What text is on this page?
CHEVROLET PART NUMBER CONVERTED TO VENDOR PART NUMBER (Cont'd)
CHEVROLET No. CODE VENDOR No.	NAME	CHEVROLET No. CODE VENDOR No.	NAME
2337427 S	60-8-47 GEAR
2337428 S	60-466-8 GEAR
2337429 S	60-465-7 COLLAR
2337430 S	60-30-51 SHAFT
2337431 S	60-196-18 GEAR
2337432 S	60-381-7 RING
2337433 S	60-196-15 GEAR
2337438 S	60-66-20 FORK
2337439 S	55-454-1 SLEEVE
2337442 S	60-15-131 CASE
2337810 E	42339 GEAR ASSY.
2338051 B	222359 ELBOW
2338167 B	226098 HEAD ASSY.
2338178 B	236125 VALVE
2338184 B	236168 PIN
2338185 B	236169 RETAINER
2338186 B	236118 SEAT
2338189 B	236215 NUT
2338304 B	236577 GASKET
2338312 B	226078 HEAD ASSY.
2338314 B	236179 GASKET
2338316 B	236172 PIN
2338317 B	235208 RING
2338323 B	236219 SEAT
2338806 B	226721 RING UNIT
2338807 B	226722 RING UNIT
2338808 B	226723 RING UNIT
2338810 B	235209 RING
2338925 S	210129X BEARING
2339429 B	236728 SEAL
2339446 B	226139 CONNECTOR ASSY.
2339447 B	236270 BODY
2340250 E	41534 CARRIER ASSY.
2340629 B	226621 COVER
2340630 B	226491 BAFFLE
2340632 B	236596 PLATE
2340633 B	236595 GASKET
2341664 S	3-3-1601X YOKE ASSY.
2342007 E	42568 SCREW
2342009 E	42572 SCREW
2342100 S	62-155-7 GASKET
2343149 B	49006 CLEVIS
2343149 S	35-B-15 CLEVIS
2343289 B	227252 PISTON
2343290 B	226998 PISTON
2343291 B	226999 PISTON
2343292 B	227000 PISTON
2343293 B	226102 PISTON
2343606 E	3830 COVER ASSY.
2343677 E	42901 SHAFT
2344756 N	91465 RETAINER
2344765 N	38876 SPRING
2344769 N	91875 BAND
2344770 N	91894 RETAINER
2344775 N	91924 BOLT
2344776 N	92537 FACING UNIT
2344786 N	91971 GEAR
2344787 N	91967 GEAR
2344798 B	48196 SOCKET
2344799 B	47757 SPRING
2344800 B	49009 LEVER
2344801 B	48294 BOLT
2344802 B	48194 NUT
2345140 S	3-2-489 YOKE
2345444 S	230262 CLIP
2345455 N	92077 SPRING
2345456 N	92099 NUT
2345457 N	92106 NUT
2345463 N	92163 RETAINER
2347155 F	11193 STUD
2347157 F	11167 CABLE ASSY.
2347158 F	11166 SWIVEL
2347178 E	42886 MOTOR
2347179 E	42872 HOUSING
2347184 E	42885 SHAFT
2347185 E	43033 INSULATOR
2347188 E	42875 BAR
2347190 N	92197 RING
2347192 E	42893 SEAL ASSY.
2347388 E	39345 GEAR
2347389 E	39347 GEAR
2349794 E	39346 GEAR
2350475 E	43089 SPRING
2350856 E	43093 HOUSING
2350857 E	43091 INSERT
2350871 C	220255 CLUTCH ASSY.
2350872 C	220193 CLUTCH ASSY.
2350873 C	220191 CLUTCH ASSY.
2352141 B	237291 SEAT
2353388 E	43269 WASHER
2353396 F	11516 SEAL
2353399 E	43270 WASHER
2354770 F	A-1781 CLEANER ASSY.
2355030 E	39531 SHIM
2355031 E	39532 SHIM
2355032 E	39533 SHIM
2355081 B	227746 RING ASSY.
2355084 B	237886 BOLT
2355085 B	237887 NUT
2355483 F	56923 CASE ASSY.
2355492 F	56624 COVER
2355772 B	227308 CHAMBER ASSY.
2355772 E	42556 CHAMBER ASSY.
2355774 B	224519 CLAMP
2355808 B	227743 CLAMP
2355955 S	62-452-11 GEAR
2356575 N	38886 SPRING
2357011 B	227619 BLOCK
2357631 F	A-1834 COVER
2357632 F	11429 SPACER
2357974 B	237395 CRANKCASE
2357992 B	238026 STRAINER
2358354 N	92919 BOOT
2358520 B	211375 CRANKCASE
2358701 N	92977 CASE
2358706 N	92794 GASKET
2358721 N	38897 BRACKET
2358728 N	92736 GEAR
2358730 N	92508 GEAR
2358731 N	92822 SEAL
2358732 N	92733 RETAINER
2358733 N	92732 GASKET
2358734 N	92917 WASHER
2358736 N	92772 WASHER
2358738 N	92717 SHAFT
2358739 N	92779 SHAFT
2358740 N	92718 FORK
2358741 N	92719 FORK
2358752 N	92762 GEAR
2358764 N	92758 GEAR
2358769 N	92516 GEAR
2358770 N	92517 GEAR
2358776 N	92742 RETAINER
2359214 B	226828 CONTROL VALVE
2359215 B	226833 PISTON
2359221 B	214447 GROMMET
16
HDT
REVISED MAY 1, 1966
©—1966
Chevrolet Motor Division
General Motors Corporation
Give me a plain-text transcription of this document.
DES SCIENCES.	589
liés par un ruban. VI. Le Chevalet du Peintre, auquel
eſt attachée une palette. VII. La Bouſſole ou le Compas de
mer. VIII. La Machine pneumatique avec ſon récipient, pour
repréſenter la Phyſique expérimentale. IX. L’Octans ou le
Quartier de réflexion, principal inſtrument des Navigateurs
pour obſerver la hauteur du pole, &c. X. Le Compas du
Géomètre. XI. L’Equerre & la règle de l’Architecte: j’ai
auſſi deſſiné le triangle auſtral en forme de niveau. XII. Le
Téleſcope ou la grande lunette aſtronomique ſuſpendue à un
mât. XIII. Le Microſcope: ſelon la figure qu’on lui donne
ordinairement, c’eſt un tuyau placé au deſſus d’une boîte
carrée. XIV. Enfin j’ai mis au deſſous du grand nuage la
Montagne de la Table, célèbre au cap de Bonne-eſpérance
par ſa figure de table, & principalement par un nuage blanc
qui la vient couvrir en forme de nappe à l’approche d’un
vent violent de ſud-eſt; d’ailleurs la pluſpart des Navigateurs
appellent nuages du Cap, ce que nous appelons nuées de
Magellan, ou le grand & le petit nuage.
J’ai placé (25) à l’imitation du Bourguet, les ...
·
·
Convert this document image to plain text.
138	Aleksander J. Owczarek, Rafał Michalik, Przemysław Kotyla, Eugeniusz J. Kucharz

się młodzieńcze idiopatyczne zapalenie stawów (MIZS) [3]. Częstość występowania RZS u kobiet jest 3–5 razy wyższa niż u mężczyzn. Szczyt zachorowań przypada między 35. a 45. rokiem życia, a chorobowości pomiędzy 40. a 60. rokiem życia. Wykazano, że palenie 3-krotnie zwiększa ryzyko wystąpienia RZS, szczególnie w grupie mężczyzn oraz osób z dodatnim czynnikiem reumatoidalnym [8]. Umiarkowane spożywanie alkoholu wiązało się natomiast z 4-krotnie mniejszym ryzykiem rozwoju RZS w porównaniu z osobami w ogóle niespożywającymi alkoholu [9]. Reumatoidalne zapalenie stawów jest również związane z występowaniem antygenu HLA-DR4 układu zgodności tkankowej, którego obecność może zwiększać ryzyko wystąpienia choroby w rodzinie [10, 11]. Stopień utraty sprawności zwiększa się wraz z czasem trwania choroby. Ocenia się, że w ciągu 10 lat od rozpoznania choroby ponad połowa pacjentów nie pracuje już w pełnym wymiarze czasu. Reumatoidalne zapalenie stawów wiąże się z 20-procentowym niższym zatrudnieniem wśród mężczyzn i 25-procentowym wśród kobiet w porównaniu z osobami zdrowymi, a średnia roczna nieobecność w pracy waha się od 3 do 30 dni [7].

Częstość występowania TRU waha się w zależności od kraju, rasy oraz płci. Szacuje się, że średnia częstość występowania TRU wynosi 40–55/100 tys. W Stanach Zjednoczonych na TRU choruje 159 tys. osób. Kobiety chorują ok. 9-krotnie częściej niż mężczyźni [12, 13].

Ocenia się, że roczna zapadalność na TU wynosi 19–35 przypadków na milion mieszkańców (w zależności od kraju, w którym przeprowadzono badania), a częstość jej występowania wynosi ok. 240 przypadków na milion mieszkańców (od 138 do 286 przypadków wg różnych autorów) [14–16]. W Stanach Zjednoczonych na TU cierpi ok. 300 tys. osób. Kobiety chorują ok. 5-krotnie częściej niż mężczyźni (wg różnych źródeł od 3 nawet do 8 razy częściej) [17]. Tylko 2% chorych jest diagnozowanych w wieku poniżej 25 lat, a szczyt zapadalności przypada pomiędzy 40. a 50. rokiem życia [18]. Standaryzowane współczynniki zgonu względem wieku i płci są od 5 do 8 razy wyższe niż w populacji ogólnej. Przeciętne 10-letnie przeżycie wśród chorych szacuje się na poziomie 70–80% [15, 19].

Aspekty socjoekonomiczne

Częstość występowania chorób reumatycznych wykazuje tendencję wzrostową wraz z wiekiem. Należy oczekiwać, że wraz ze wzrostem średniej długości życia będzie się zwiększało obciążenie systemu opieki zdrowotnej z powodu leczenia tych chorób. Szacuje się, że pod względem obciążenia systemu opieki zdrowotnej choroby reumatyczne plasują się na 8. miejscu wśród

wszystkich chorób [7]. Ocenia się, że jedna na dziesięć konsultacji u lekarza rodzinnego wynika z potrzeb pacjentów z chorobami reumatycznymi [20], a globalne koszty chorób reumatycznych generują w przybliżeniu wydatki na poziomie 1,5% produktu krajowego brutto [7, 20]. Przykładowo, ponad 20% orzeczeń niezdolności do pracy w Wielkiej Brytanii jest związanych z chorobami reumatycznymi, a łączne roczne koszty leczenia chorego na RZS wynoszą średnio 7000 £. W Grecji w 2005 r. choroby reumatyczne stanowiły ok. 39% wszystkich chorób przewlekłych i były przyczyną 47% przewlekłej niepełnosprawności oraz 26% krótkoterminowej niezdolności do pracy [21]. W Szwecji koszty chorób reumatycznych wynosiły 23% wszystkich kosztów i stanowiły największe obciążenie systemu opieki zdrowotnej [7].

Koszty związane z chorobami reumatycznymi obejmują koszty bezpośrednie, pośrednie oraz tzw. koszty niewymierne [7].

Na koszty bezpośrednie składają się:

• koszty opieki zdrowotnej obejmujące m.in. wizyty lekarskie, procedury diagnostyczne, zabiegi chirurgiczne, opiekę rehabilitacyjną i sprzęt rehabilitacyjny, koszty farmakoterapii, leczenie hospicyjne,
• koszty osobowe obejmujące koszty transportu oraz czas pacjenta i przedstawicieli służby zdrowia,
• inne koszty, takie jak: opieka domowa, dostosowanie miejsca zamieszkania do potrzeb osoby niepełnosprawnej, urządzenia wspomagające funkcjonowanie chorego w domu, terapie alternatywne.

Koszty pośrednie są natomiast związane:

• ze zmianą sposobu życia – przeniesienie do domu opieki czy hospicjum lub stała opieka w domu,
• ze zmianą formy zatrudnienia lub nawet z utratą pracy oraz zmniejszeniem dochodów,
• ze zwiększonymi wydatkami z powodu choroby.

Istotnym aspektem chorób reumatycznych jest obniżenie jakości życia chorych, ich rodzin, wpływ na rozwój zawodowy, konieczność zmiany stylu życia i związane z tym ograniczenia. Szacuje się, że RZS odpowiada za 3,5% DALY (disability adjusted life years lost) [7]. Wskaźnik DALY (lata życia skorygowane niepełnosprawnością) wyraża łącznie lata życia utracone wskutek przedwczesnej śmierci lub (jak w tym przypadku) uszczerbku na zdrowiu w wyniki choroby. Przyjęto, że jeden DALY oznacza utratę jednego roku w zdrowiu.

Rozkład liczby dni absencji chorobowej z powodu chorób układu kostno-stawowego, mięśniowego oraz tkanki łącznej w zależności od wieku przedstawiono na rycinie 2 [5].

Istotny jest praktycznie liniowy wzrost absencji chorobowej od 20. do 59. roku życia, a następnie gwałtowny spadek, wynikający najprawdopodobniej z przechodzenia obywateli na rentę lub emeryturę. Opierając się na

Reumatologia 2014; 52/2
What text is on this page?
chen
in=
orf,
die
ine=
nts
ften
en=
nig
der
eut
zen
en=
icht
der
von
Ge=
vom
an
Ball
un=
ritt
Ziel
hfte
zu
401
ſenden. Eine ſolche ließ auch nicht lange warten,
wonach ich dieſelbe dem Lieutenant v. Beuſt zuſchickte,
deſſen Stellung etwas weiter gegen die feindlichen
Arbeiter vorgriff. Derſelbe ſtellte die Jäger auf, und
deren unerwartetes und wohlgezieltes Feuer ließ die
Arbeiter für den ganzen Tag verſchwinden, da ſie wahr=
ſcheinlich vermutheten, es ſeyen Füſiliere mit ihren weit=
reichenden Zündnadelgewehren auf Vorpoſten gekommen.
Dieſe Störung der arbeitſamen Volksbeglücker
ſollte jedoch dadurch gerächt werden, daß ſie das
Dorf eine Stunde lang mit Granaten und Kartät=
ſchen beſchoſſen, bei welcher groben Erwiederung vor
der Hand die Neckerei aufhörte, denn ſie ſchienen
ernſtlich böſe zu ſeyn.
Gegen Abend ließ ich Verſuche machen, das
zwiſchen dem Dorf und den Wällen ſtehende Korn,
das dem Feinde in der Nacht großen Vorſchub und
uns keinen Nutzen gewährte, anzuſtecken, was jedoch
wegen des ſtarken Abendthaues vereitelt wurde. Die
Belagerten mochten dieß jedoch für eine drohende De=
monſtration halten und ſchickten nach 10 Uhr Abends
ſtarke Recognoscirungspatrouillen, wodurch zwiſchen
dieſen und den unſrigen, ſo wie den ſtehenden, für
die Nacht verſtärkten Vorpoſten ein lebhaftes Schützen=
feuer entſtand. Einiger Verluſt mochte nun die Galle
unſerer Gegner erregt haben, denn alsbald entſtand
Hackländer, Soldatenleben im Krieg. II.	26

→ EXERCISE BRIEF
Gather each line of the listing containing the word "denn" and show it.

→ PROBLEM SOLUTION
der Hand die Neckerei aufhörte, denn ſie ſchienen
unſerer Gegner erregt haben, denn alsbald entſtand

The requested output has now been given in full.